:: WORK TO COMPLETE ::
Copy the data precisely, character for character, and leave out every picture.

* START RECORDS SUPPLIED *

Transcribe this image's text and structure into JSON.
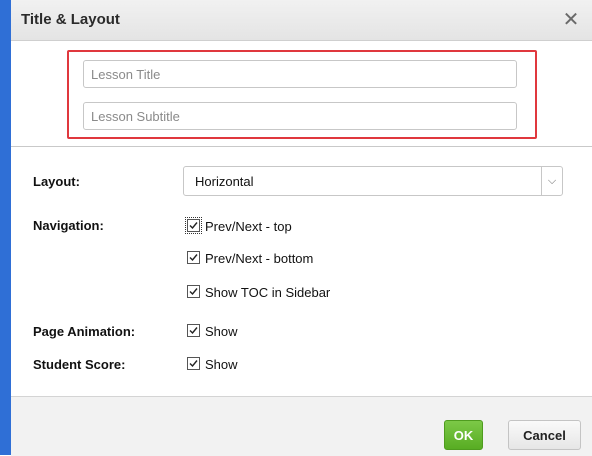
{
  "dialog": {
    "title": "Title & Layout",
    "close_symbol": "✕"
  },
  "title_fields": {
    "lesson_title": {
      "value": "",
      "placeholder": "Lesson Title"
    },
    "lesson_subtitle": {
      "value": "",
      "placeholder": "Lesson Subtitle"
    }
  },
  "layout": {
    "label": "Layout:",
    "selected": "Horizontal",
    "arrow_icon": "chevron-down-icon"
  },
  "navigation": {
    "label": "Navigation:",
    "options": [
      {
        "label": "Prev/Next - top",
        "checked": true,
        "focused": true
      },
      {
        "label": "Prev/Next - bottom",
        "checked": true
      },
      {
        "label": "Show TOC in Sidebar",
        "checked": true
      }
    ]
  },
  "page_animation": {
    "label": "Page Animation:",
    "option_label": "Show",
    "checked": true
  },
  "student_score": {
    "label": "Student Score:",
    "option_label": "Show",
    "checked": true
  },
  "footer": {
    "ok_label": "OK",
    "cancel_label": "Cancel"
  },
  "colors": {
    "ok_green": "#58ad23",
    "highlight_red": "#e0383e",
    "page_edge_blue": "#2f6fd6"
  }
}
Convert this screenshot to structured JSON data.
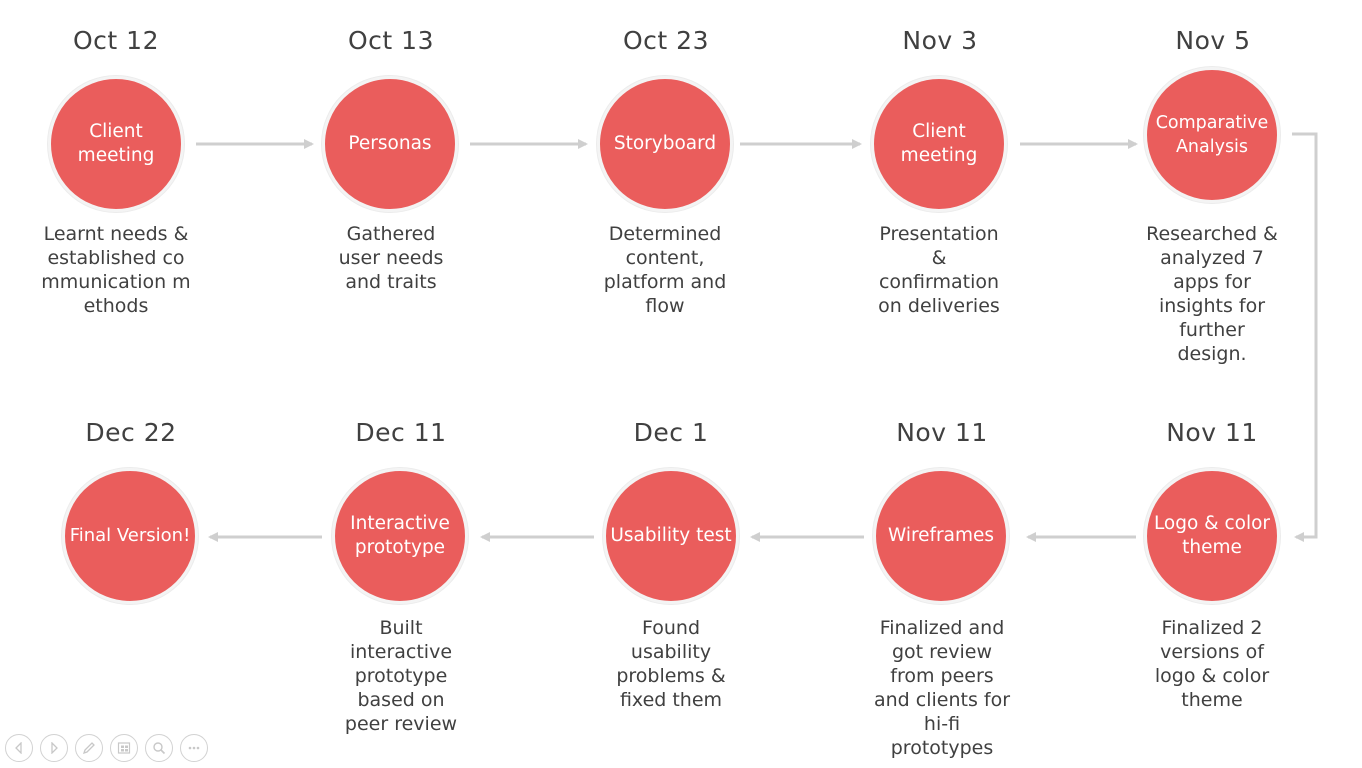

* END RECORDS SUPPLIED *

:: RESULT OF THIS EXERCISE ::
Transcribe this image's text and structure into JSON.
{
  "dialog": {
    "title": "Title & Layout",
    "close_symbol": "✕"
  },
  "title_fields": {
    "lesson_title": {
      "value": "",
      "placeholder": "Lesson Title"
    },
    "lesson_subtitle": {
      "value": "",
      "placeholder": "Lesson Subtitle"
    }
  },
  "layout": {
    "label": "Layout:",
    "selected": "Horizontal",
    "arrow_icon": "chevron-down-icon"
  },
  "navigation": {
    "label": "Navigation:",
    "options": [
      {
        "label": "Prev/Next - top",
        "checked": true,
        "focused": true
      },
      {
        "label": "Prev/Next - bottom",
        "checked": true
      },
      {
        "label": "Show TOC in Sidebar",
        "checked": true
      }
    ]
  },
  "page_animation": {
    "label": "Page Animation:",
    "option_label": "Show",
    "checked": true
  },
  "student_score": {
    "label": "Student Score:",
    "option_label": "Show",
    "checked": true
  },
  "footer": {
    "ok_label": "OK",
    "cancel_label": "Cancel"
  },
  "colors": {
    "ok_green": "#58ad23",
    "highlight_red": "#e0383e",
    "page_edge_blue": "#2f6fd6"
  }
}
Convert this screenshot to structured JSON data.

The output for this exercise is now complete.